**Written problem:**
Restate all the material verbatim, except for the pictures.

**Data shown:**
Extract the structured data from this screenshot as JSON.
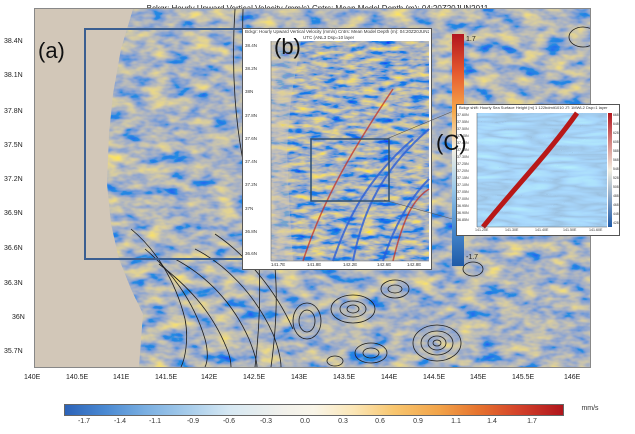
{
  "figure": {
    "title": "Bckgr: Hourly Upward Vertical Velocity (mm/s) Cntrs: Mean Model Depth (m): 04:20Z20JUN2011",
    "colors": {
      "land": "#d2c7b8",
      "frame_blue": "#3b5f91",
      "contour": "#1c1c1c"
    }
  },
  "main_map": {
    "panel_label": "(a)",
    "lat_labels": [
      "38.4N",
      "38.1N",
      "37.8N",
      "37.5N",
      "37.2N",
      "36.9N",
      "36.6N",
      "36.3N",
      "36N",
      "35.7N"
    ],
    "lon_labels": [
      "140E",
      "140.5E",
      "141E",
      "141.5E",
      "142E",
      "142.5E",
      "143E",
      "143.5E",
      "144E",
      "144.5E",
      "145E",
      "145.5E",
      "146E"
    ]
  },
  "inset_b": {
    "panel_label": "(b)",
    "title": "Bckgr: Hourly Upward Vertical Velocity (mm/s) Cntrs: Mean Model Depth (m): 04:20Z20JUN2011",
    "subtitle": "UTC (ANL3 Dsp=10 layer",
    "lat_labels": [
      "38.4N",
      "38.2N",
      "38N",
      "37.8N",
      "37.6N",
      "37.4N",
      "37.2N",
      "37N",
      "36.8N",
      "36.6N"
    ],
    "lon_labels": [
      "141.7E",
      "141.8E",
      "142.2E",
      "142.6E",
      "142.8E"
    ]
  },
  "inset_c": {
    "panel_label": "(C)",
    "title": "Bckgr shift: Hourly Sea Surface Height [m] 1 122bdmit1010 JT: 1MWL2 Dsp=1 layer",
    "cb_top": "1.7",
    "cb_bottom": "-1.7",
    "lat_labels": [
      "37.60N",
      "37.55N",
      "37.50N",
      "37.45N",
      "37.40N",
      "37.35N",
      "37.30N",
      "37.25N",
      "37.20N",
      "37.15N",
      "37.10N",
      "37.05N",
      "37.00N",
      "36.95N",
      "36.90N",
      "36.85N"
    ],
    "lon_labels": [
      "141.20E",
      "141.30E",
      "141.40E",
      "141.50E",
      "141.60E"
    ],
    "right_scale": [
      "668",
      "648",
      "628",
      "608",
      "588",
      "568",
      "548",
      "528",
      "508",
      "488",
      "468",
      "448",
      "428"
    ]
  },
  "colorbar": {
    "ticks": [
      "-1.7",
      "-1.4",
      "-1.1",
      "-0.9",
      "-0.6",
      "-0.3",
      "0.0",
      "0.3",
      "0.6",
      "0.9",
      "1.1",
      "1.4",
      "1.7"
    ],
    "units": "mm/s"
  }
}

**Answer to the problem:**
Extract the structured data from this screenshot as JSON.
{
  "figure": {
    "title": "Bckgr: Hourly Upward Vertical Velocity (mm/s) Cntrs: Mean Model Depth (m): 04:20Z20JUN2011",
    "colors": {
      "land": "#d2c7b8",
      "frame_blue": "#3b5f91",
      "contour": "#1c1c1c"
    }
  },
  "main_map": {
    "panel_label": "(a)",
    "lat_labels": [
      "38.4N",
      "38.1N",
      "37.8N",
      "37.5N",
      "37.2N",
      "36.9N",
      "36.6N",
      "36.3N",
      "36N",
      "35.7N"
    ],
    "lon_labels": [
      "140E",
      "140.5E",
      "141E",
      "141.5E",
      "142E",
      "142.5E",
      "143E",
      "143.5E",
      "144E",
      "144.5E",
      "145E",
      "145.5E",
      "146E"
    ]
  },
  "inset_b": {
    "panel_label": "(b)",
    "title": "Bckgr: Hourly Upward Vertical Velocity (mm/s) Cntrs: Mean Model Depth (m): 04:20Z20JUN2011",
    "subtitle": "UTC (ANL3 Dsp=10 layer",
    "lat_labels": [
      "38.4N",
      "38.2N",
      "38N",
      "37.8N",
      "37.6N",
      "37.4N",
      "37.2N",
      "37N",
      "36.8N",
      "36.6N"
    ],
    "lon_labels": [
      "141.7E",
      "141.8E",
      "142.2E",
      "142.6E",
      "142.8E"
    ]
  },
  "inset_c": {
    "panel_label": "(C)",
    "title": "Bckgr shift: Hourly Sea Surface Height [m] 1 122bdmit1010 JT: 1MWL2 Dsp=1 layer",
    "cb_top": "1.7",
    "cb_bottom": "-1.7",
    "lat_labels": [
      "37.60N",
      "37.55N",
      "37.50N",
      "37.45N",
      "37.40N",
      "37.35N",
      "37.30N",
      "37.25N",
      "37.20N",
      "37.15N",
      "37.10N",
      "37.05N",
      "37.00N",
      "36.95N",
      "36.90N",
      "36.85N"
    ],
    "lon_labels": [
      "141.20E",
      "141.30E",
      "141.40E",
      "141.50E",
      "141.60E"
    ],
    "right_scale": [
      "668",
      "648",
      "628",
      "608",
      "588",
      "568",
      "548",
      "528",
      "508",
      "488",
      "468",
      "448",
      "428"
    ]
  },
  "colorbar": {
    "ticks": [
      "-1.7",
      "-1.4",
      "-1.1",
      "-0.9",
      "-0.6",
      "-0.3",
      "0.0",
      "0.3",
      "0.6",
      "0.9",
      "1.1",
      "1.4",
      "1.7"
    ],
    "units": "mm/s"
  }
}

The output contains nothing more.